BRIEF: What follows is a block of records; restate each one word for word.

RECORDS:
########################################
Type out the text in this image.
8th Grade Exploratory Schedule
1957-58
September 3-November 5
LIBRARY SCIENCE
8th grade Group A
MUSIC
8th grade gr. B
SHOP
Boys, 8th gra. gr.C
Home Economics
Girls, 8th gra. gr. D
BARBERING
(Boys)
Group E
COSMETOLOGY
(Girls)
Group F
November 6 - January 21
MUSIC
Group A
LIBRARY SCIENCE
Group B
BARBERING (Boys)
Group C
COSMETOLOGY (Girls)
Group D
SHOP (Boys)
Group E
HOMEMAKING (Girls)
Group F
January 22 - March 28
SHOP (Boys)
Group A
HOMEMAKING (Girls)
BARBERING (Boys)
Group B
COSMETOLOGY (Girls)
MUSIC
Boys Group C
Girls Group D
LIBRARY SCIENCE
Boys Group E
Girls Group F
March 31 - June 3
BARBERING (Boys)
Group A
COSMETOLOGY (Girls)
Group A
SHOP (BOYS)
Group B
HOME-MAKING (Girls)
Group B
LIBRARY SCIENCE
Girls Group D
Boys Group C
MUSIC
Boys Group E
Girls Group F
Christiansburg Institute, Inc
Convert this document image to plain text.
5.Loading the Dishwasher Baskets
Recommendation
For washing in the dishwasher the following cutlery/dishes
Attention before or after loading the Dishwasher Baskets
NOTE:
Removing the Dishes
########################################
REPLY TO THE EXERCISE:
Type out the text in this image.
8th Grade Exploratory Schedule
1957-58
September 3-November 5
LIBRARY SCIENCE
8th grade Group A
MUSIC
8th grade gr. B
SHOP
Boys, 8th gra. gr.C
Home Economics
Girls, 8th gra. gr. D
BARBERING
(Boys)
Group E
COSMETOLOGY
(Girls)
Group F
November 6 - January 21
MUSIC
Group A
LIBRARY SCIENCE
Group B
BARBERING (Boys)
Group C
COSMETOLOGY (Girls)
Group D
SHOP (Boys)
Group E
HOMEMAKING (Girls)
Group F
January 22 - March 28
SHOP (Boys)
Group A
HOMEMAKING (Girls)
BARBERING (Boys)
Group B
COSMETOLOGY (Girls)
MUSIC
Boys Group C
Girls Group D
LIBRARY SCIENCE
Boys Group E
Girls Group F
March 31 - June 3
BARBERING (Boys)
Group A
COSMETOLOGY (Girls)
Group A
SHOP (BOYS)
Group B
HOME-MAKING (Girls)
Group B
LIBRARY SCIENCE
Girls Group D
Boys Group C
MUSIC
Boys Group E
Girls Group F
Christiansburg Institute, Inc
Convert this document image to plain text.
5.Loading the Dishwasher Baskets
Recommendation
For washing in the dishwasher the following cutlery/dishes
Attention before or after loading the Dishwasher Baskets
NOTE:
Removing the Dishes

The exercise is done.